Written exercise a
Reproduce the records verbatim, from their first line through the line containing "y-tick-label: 114.445 xyxy=(596,63,633,73)", inclusive.

Text provided

'''

Re: [CODE4LIB] "best" OCR package?

2009-02-05 Thread Lars Aronsson
On February 2, Walter Lewis wrote:

> The "good" news from the perspective of searching is that a 
> reasonable percentage of those errors will affect terms that are 
> either rarely used in searching or are repeated correctly in the 
> vicinity.

This is why OCR should be done by a search engine company (such as 
Google), which has statistics on what real people really search 
for, and can improve the OCR process as it goes.  Software 
developing companies such as ABBYY or Omnipage never get that kind 
of feedback from actual users.  They only represent a fraction of 
the entire feedback loop.  All my experience of scanning old 
Swedish and Danish books with ABBYY Finereader, never got back to 
ABBYY, they never asked for any of that feedback.

'''

Written exercise b
Render this sentence from the OCR forum post in Spanish: "Software developing companies such as ABBYY or Omnipage never get that kind of feedback from actual users."

Data shown
'''

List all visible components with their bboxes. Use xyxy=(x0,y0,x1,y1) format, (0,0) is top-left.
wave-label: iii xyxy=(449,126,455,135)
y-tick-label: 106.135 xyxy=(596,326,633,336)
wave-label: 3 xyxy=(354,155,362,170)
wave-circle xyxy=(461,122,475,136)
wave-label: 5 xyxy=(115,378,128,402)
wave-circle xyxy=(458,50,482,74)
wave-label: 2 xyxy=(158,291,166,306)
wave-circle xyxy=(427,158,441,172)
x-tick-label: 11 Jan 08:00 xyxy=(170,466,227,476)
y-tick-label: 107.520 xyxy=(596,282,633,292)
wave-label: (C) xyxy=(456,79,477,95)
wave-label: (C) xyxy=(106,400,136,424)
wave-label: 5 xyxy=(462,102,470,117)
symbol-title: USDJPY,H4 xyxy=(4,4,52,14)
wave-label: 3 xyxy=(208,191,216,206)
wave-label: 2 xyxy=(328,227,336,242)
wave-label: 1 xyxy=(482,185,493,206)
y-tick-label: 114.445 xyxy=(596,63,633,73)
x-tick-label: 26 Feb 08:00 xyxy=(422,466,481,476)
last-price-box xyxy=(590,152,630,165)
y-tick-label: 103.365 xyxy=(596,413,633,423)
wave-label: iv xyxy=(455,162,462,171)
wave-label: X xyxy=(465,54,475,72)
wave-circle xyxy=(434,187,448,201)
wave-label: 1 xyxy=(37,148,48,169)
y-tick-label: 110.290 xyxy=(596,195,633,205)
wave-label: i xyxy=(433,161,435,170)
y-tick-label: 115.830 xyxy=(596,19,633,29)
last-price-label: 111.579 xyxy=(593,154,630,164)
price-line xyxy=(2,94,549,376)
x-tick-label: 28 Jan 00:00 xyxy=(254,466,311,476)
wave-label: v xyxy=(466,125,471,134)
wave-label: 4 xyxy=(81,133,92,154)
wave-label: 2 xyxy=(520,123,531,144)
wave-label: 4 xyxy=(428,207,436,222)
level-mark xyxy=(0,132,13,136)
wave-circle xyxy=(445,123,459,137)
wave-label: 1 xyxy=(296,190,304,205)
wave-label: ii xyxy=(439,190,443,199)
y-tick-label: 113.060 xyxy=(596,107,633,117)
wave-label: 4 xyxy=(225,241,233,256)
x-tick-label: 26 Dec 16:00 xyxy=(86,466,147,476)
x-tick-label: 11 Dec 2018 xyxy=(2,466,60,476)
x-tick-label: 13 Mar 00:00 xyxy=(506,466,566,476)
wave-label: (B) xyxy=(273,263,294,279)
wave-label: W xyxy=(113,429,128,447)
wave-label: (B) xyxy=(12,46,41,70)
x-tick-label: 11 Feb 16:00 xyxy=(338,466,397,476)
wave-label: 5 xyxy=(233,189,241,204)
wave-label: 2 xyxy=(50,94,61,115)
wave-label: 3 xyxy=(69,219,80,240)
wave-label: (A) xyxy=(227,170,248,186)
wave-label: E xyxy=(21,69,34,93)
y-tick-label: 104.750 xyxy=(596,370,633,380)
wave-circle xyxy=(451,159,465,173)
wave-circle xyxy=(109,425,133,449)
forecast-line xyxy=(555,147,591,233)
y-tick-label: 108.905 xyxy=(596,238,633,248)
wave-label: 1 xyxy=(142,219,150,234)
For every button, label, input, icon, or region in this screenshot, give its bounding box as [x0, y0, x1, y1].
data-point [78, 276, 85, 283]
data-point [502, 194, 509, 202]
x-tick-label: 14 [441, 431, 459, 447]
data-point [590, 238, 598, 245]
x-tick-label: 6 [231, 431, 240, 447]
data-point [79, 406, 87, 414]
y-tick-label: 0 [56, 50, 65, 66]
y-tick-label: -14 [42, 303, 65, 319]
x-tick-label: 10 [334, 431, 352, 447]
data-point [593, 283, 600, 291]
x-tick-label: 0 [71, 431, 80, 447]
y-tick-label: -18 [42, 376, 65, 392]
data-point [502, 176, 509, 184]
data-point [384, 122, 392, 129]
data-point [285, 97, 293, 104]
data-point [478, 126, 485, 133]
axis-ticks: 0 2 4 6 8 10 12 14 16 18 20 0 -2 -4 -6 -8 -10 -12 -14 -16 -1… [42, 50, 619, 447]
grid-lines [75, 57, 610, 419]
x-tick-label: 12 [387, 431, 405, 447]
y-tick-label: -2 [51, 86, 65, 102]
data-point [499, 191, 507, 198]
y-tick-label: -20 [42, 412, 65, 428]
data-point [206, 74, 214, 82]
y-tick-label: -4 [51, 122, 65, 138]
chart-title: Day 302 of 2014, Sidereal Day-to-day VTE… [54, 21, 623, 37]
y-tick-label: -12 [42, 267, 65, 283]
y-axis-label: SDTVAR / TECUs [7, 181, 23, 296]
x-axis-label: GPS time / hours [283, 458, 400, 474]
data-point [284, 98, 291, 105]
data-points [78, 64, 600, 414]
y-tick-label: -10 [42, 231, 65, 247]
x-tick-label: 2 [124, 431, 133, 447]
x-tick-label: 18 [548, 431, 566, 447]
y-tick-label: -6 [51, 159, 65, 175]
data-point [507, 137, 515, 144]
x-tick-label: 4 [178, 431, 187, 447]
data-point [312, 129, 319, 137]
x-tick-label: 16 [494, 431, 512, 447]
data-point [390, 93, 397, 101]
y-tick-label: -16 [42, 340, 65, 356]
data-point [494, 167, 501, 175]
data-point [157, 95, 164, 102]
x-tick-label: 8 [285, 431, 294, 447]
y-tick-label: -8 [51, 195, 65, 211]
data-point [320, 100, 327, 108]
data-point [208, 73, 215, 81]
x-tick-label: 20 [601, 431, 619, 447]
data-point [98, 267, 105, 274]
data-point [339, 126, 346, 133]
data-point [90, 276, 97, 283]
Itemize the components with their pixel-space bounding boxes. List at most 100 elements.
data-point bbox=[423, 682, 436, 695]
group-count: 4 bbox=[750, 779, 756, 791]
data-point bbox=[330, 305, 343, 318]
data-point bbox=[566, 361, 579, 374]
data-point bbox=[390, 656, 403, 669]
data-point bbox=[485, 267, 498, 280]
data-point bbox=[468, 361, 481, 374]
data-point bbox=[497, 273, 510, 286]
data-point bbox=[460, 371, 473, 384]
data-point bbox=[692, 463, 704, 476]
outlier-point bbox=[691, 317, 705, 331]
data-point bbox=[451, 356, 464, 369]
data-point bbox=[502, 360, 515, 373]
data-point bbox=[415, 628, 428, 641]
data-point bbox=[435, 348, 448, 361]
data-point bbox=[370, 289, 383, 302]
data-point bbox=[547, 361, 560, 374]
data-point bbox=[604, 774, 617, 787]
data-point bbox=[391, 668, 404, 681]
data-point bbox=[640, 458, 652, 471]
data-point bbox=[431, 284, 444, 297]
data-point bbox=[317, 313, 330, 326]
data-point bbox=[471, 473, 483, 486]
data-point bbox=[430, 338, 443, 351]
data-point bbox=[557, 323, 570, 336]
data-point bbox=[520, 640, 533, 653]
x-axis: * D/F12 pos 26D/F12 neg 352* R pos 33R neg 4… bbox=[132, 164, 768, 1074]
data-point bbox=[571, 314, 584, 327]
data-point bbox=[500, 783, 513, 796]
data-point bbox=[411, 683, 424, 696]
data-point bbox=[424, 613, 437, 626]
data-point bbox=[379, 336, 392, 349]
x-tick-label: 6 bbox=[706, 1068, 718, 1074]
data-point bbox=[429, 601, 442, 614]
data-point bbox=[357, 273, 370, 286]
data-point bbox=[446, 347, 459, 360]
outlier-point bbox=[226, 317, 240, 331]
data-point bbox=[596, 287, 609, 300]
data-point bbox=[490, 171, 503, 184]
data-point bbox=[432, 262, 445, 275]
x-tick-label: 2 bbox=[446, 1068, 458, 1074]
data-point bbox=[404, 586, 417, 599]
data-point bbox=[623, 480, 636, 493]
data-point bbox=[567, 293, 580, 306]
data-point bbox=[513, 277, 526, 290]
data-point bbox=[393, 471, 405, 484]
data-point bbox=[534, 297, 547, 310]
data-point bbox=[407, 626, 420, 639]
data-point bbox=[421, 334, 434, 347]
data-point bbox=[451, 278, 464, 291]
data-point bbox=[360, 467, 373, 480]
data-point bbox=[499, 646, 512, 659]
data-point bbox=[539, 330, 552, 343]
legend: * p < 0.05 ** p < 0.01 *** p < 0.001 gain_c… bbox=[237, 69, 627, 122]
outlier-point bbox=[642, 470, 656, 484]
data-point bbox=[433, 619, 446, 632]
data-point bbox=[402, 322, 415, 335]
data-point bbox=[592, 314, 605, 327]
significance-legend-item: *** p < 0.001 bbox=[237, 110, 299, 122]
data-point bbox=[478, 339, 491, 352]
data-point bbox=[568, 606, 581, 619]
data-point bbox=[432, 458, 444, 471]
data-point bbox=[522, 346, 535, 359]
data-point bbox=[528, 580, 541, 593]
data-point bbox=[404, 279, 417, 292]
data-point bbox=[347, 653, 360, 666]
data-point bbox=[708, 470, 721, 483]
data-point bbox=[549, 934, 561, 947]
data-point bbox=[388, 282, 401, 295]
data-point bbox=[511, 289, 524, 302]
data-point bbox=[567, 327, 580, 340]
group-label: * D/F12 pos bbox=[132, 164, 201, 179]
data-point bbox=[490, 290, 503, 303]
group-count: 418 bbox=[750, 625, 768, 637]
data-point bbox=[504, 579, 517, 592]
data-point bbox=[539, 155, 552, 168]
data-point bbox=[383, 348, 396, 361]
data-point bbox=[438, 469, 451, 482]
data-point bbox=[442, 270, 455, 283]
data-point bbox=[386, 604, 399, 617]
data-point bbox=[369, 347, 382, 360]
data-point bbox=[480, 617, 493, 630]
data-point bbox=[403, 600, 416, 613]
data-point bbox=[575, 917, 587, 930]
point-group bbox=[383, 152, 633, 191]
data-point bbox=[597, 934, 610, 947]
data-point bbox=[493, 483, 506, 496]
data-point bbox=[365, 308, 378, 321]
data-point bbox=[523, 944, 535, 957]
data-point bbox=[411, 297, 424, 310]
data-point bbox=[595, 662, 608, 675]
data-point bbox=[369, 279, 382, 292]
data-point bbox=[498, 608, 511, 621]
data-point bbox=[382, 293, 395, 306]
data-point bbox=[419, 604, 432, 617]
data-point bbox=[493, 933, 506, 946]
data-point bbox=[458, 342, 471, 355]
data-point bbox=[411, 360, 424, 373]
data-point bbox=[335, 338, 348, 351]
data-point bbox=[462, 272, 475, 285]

'''

Finished answer a
List all visible components with their bboxes. Use xyxy=(x0,y0,x1,y1) format, (0,0) is top-left.
wave-label: iii xyxy=(449,126,455,135)
y-tick-label: 106.135 xyxy=(596,326,633,336)
wave-label: 3 xyxy=(354,155,362,170)
wave-circle xyxy=(461,122,475,136)
wave-label: 5 xyxy=(115,378,128,402)
wave-circle xyxy=(458,50,482,74)
wave-label: 2 xyxy=(158,291,166,306)
wave-circle xyxy=(427,158,441,172)
x-tick-label: 11 Jan 08:00 xyxy=(170,466,227,476)
y-tick-label: 107.520 xyxy=(596,282,633,292)
wave-label: (C) xyxy=(456,79,477,95)
wave-label: (C) xyxy=(106,400,136,424)
wave-label: 5 xyxy=(462,102,470,117)
symbol-title: USDJPY,H4 xyxy=(4,4,52,14)
wave-label: 3 xyxy=(208,191,216,206)
wave-label: 2 xyxy=(328,227,336,242)
wave-label: 1 xyxy=(482,185,493,206)
y-tick-label: 114.445 xyxy=(596,63,633,73)

Finished answer b
Las empresas desarrolladoras de software como ABBYY u Omnipage nunca reciben ese tipo de retroalimentación de los usuarios reales.